:: The exercise ::
Give a verbatim copy of the lines below, minus the pictures.

:: Items ::

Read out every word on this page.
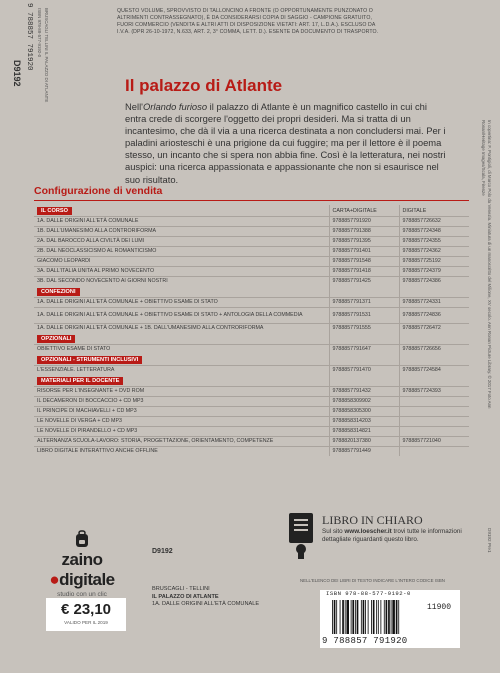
D9192
9 788857 791920 ISBN 978-88-577-9192-0 BRUSCAGLI TELLINI IL PALAZZO DI ATLANTE
In copertina: F. Pontigioli, di Marco Polo da Venezia. Miniatura di un manoscritto del Milione, XV secolo. Ann Ronan Picture Library. © 2017 Foto Ann Ronan/Heritage Images/Scala, Firenze
D9192 Pre1
QUESTO VOLUME, SPROVVISTO DI TALLONCINO A FRONTE (O OPPORTUNAMENTE PUNZONATO O ALTRIMENTI CONTRASSEGNATO), È DA CONSIDERARSI COPIA DI SAGGIO - CAMPIONE GRATUITO, FUORI COMMERCIO (VENDITA E ALTRI ATTI DI DISPOSIZIONE VIETATI: ART. 17, L.D.A.). ESCLUSO DA I.V.A. (DPR 26-10-1972, N.633, ART. 2, 3° COMMA, LETT. D.). ESENTE DA DOCUMENTO DI TRASPORTO.
Il palazzo di Atlante

Nell'Orlando furioso il palazzo di Atlante è un magnifico castello in cui chi entra crede di scorgere l'oggetto dei propri desideri. Ma si tratta di un incantesimo, che dà il via a una ricerca destinata a non concludersi mai. Per i paladini ariosteschi è una prigione da cui fuggire; ma per il lettore è il poema stesso, un incanto che si spera non abbia fine. Così è la letteratura, nei nostri auspici: una ricerca appassionata e appassionante che non si esaurisce nel suo risultato.

Configurazione di vendita
IL CORSO	CARTA+DIGITALE	DIGITALE
1A. DALLE ORIGINI ALL'ETÀ COMUNALE	9788857791920	9788857726632
1B. DALL'UMANESIMO ALLA CONTRORIFORMA	9788857791388	9788857724348
2A. DAL BAROCCO ALLA CIVILTÀ DEI LUMI	9788857791395	9788857724355
2B. DAL NEOCLASSICISMO AL ROMANTICISMO	9788857791401	9788857724362
GIACOMO LEOPARDI	9788857791548	9788857725192
3A. DALL'ITALIA UNITA AL PRIMO NOVECENTO	9788857791418	9788857724379
3B. DAL SECONDO NOVECENTO AI GIORNI NOSTRI	9788857791425	9788857724386
CONFEZIONI		
1A. DALLE ORIGINI ALL'ETÀ COMUNALE + OBIETTIVO ESAME DI STATO	9788857791371	9788857724331
1A. DALLE ORIGINI ALL'ETÀ COMUNALE + OBIETTIVO ESAME DI STATO + ANTOLOGIA DELLA COMMEDIA	9788857791531	9788857724836
1A. DALLE ORIGINI ALL'ETÀ COMUNALE + 1B. DALL'UMANESIMO ALLA CONTRORIFORMA	9788857791555	9788857726472
OPZIONALI		
OBIETTIVO ESAME DI STATO	9788857791647	9788857726656
OPZIONALI - STRUMENTI INCLUSIVI		
L'ESSENZIALE. LETTERATURA	9788857791470	9788857724584
MATERIALI PER IL DOCENTE		
RISORSE PER L'INSEGNANTE + DVD ROM	9788857791432	9788857724393
IL DECAMERON DI BOCCACCIO + CD MP3	9788858309902	
IL PRINCIPE DI MACHIAVELLI + CD MP3	9788858305300	
LE NOVELLE DI VERGA + CD MP3	9788858314203	
LE NOVELLE DI PIRANDELLO + CD MP3	9788858314821	
ALTERNANZA SCUOLA-LAVORO: STORIA, PROGETTAZIONE, ORIENTAMENTO, COMPETENZE	9788820137380	9788857721040
LIBRO DIGITALE INTERATTIVO ANCHE OFFLINE	9788857791449	
zaino ●digitale
studio con un clic
€ 23,10
VALIDO PER IL 2019
D9192
BRUSCAGLI - TELLINI
IL PALAZZO DI ATLANTE
1A. DALLE ORIGINI ALL'ETÀ COMUNALE
LIBRO IN CHIARO
Sul sito www.loescher.it trovi tutte le informazioni dettagliate riguardanti questo libro.
NELL'ELENCO DEI LIBRI DI TESTO INDICARE L'INTERO CODICE ISBN
ISBN 978-88-577-9192-0
11900
9 788857 791920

:: Task response ::
Read out every word on this page.
D9192
9 788857 791920 ISBN 978-88-577-9192-0 BRUSCAGLI TELLINI IL PALAZZO DI ATLANTE
In copertina: F. Pontigioli, di Marco Polo da Venezia. Miniatura di un manoscritto del Milione, XV secolo. Ann Ronan Picture Library. © 2017 Foto Ann Ronan/Heritage Images/Scala, Firenze
D9192 Pre1
QUESTO VOLUME, SPROVVISTO DI TALLONCINO A FRONTE (O OPPORTUNAMENTE PUNZONATO O ALTRIMENTI CONTRASSEGNATO), È DA CONSIDERARSI COPIA DI SAGGIO - CAMPIONE GRATUITO, FUORI COMMERCIO (VENDITA E ALTRI ATTI DI DISPOSIZIONE VIETATI: ART. 17, L.D.A.). ESCLUSO DA I.V.A. (DPR 26-10-1972, N.633, ART. 2, 3° COMMA, LETT. D.). ESENTE DA DOCUMENTO DI TRASPORTO.
Il palazzo di Atlante

Nell'Orlando furioso il palazzo di Atlante è un magnifico castello in cui chi entra crede di scorgere l'oggetto dei propri desideri. Ma si tratta di un incantesimo, che dà il via a una ricerca destinata a non concludersi mai. Per i paladini ariosteschi è una prigione da cui fuggire; ma per il lettore è il poema stesso, un incanto che si spera non abbia fine. Così è la letteratura, nei nostri auspici: una ricerca appassionata e appassionante che non si esaurisce nel suo risultato.

Configurazione di vendita
IL CORSO	CARTA+DIGITALE	DIGITALE
1A. DALLE ORIGINI ALL'ETÀ COMUNALE	9788857791920	9788857726632
1B. DALL'UMANESIMO ALLA CONTRORIFORMA	9788857791388	9788857724348
2A. DAL BAROCCO ALLA CIVILTÀ DEI LUMI	9788857791395	9788857724355
2B. DAL NEOCLASSICISMO AL ROMANTICISMO	9788857791401	9788857724362
GIACOMO LEOPARDI	9788857791548	9788857725192
3A. DALL'ITALIA UNITA AL PRIMO NOVECENTO	9788857791418	9788857724379
3B. DAL SECONDO NOVECENTO AI GIORNI NOSTRI	9788857791425	9788857724386
CONFEZIONI		
1A. DALLE ORIGINI ALL'ETÀ COMUNALE + OBIETTIVO ESAME DI STATO	9788857791371	9788857724331
1A. DALLE ORIGINI ALL'ETÀ COMUNALE + OBIETTIVO ESAME DI STATO + ANTOLOGIA DELLA COMMEDIA	9788857791531	9788857724836
1A. DALLE ORIGINI ALL'ETÀ COMUNALE + 1B. DALL'UMANESIMO ALLA CONTRORIFORMA	9788857791555	9788857726472
OPZIONALI		
OBIETTIVO ESAME DI STATO	9788857791647	9788857726656
OPZIONALI - STRUMENTI INCLUSIVI		
L'ESSENZIALE. LETTERATURA	9788857791470	9788857724584
MATERIALI PER IL DOCENTE		
RISORSE PER L'INSEGNANTE + DVD ROM	9788857791432	9788857724393
IL DECAMERON DI BOCCACCIO + CD MP3	9788858309902	
IL PRINCIPE DI MACHIAVELLI + CD MP3	9788858305300	
LE NOVELLE DI VERGA + CD MP3	9788858314203	
LE NOVELLE DI PIRANDELLO + CD MP3	9788858314821	
ALTERNANZA SCUOLA-LAVORO: STORIA, PROGETTAZIONE, ORIENTAMENTO, COMPETENZE	9788820137380	9788857721040
LIBRO DIGITALE INTERATTIVO ANCHE OFFLINE	9788857791449	
zaino ●digitale
studio con un clic
€ 23,10
VALIDO PER IL 2019
D9192
BRUSCAGLI - TELLINI
IL PALAZZO DI ATLANTE
1A. DALLE ORIGINI ALL'ETÀ COMUNALE
LIBRO IN CHIARO
Sul sito www.loescher.it trovi tutte le informazioni dettagliate riguardanti questo libro.
NELL'ELENCO DEI LIBRI DI TESTO INDICARE L'INTERO CODICE ISBN
ISBN 978-88-577-9192-0
11900
9 788857 791920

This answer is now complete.